# Input rows start

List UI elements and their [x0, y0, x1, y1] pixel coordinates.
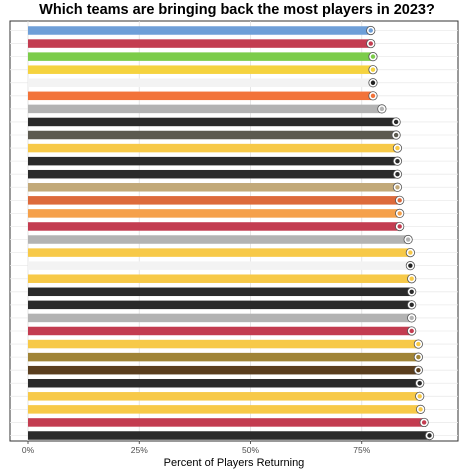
bar [28, 339, 418, 349]
bar [28, 222, 399, 231]
bar [28, 326, 411, 336]
bar [28, 365, 418, 375]
saints-logo-icon-mark [393, 132, 399, 138]
bar [28, 392, 419, 401]
team-logos [366, 25, 435, 441]
seahawks-logo-icon-mark [370, 54, 376, 59]
saints-logo-icon-mark [393, 119, 399, 125]
bar [28, 274, 411, 283]
bar [28, 183, 397, 192]
colts-logo-icon-mark [409, 315, 414, 321]
eagles-logo-icon-mark [405, 237, 411, 242]
x-tick-label: 25% [131, 445, 148, 455]
browns-logo-icon-mark [397, 198, 402, 203]
bar [28, 209, 399, 218]
raiders-logo-icon-mark [370, 80, 376, 85]
cowboys-logo-icon-mark [408, 263, 413, 268]
x-axis-ticks: 0% 25% 50% 75% [22, 441, 371, 455]
bar [28, 196, 399, 205]
packers-logo-icon-mark [409, 276, 414, 281]
falcons-logo-icon-mark [409, 302, 414, 308]
dolphins-logo-icon-mark [379, 106, 385, 112]
bar [28, 431, 429, 440]
chart-title: Which teams are bringing back the most p… [39, 2, 435, 18]
bar [28, 143, 397, 153]
bar [28, 156, 397, 166]
bar [28, 52, 372, 61]
saints-logo-icon-mark [416, 354, 421, 360]
bar [28, 378, 419, 388]
bears-logo-icon-mark [370, 93, 376, 99]
vikings-logo-icon-mark [421, 420, 427, 425]
x-tick-label: 75% [353, 445, 370, 455]
titans-logo-icon-mark [368, 28, 373, 33]
bar [28, 130, 396, 140]
bar [28, 91, 372, 101]
bar [28, 313, 411, 323]
commanders-logo-icon-mark [418, 407, 423, 412]
panthers-logo-icon-mark [409, 289, 414, 294]
bar [28, 405, 420, 414]
bar [28, 78, 372, 88]
bar [28, 26, 370, 35]
bar [28, 300, 411, 310]
bar [28, 117, 396, 127]
falcons-logo-icon-mark [395, 172, 400, 177]
ravens-logo-icon-mark [427, 433, 432, 438]
rams-logo-icon-mark [408, 250, 413, 255]
giants-logo-icon-mark [409, 328, 414, 334]
bars [28, 26, 429, 440]
49ers-logo-icon-mark [395, 185, 400, 190]
x-axis-title: Percent of Players Returning [164, 457, 305, 469]
bar [28, 287, 411, 297]
bar [28, 248, 410, 257]
bar [28, 418, 424, 427]
bar [28, 65, 372, 74]
jaguars-logo-icon-mark [417, 394, 422, 399]
chargers-logo-icon-mark [370, 67, 376, 72]
chiefs-logo-icon-mark [395, 145, 400, 151]
bar [28, 235, 408, 244]
bar [28, 352, 418, 362]
cardinals-logo-icon-mark [397, 224, 402, 229]
x-tick-label: 0% [22, 445, 35, 455]
bengals-logo-icon-mark [417, 381, 422, 386]
steelers-logo-icon-mark [416, 341, 421, 347]
dolphins-logo-icon-mark [397, 211, 402, 216]
bar [28, 169, 397, 179]
bar [28, 104, 381, 114]
jets-logo-icon-mark [395, 158, 400, 164]
x-tick-label: 50% [242, 445, 259, 455]
bar [28, 261, 410, 270]
buccaneers-logo-icon-mark [368, 41, 373, 46]
bar [28, 39, 370, 48]
browns-logo-icon-mark [416, 367, 421, 373]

# Input rows end

▶ **What is being asked**: Copy the item above line for line, without any alteration, and leave its picture out of your answer.

▶ **Full response**:
List UI elements and their [x0, y0, x1, y1] pixel coordinates.
bar [28, 339, 418, 349]
bar [28, 222, 399, 231]
bar [28, 326, 411, 336]
bar [28, 365, 418, 375]
saints-logo-icon-mark [393, 132, 399, 138]
bar [28, 392, 419, 401]
team-logos [366, 25, 435, 441]
seahawks-logo-icon-mark [370, 54, 376, 59]
saints-logo-icon-mark [393, 119, 399, 125]
bar [28, 274, 411, 283]
bar [28, 183, 397, 192]
colts-logo-icon-mark [409, 315, 414, 321]
eagles-logo-icon-mark [405, 237, 411, 242]
x-tick-label: 25% [131, 445, 148, 455]
browns-logo-icon-mark [397, 198, 402, 203]
bar [28, 209, 399, 218]
raiders-logo-icon-mark [370, 80, 376, 85]
cowboys-logo-icon-mark [408, 263, 413, 268]
x-axis-ticks: 0% 25% 50% 75% [22, 441, 371, 455]
bar [28, 196, 399, 205]
packers-logo-icon-mark [409, 276, 414, 281]
falcons-logo-icon-mark [409, 302, 414, 308]
dolphins-logo-icon-mark [379, 106, 385, 112]
bar [28, 431, 429, 440]
chart-title: Which teams are bringing back the most p… [39, 2, 435, 18]
bar [28, 143, 397, 153]
bar [28, 156, 397, 166]
bar [28, 52, 372, 61]
saints-logo-icon-mark [416, 354, 421, 360]
bar [28, 378, 419, 388]
bears-logo-icon-mark [370, 93, 376, 99]
vikings-logo-icon-mark [421, 420, 427, 425]
x-tick-label: 75% [353, 445, 370, 455]
titans-logo-icon-mark [368, 28, 373, 33]
bar [28, 130, 396, 140]
bar [28, 91, 372, 101]
bar [28, 313, 411, 323]
commanders-logo-icon-mark [418, 407, 423, 412]
panthers-logo-icon-mark [409, 289, 414, 294]
bar [28, 405, 420, 414]
bar [28, 78, 372, 88]
bar [28, 26, 370, 35]
bar [28, 300, 411, 310]
bar [28, 117, 396, 127]
falcons-logo-icon-mark [395, 172, 400, 177]
ravens-logo-icon-mark [427, 433, 432, 438]
rams-logo-icon-mark [408, 250, 413, 255]
giants-logo-icon-mark [409, 328, 414, 334]
bars [28, 26, 429, 440]
49ers-logo-icon-mark [395, 185, 400, 190]
x-axis-title: Percent of Players Returning [164, 457, 305, 469]
bar [28, 287, 411, 297]
bar [28, 248, 410, 257]
bar [28, 418, 424, 427]
bar [28, 65, 372, 74]
jaguars-logo-icon-mark [417, 394, 422, 399]
chargers-logo-icon-mark [370, 67, 376, 72]
chiefs-logo-icon-mark [395, 145, 400, 151]
bar [28, 235, 408, 244]
bar [28, 352, 418, 362]
cardinals-logo-icon-mark [397, 224, 402, 229]
x-tick-label: 0% [22, 445, 35, 455]
bengals-logo-icon-mark [417, 381, 422, 386]
steelers-logo-icon-mark [416, 341, 421, 347]
dolphins-logo-icon-mark [397, 211, 402, 216]
bar [28, 169, 397, 179]
bar [28, 104, 381, 114]
jets-logo-icon-mark [395, 158, 400, 164]
x-tick-label: 50% [242, 445, 259, 455]
bar [28, 261, 410, 270]
buccaneers-logo-icon-mark [368, 41, 373, 46]
bar [28, 39, 370, 48]
browns-logo-icon-mark [416, 367, 421, 373]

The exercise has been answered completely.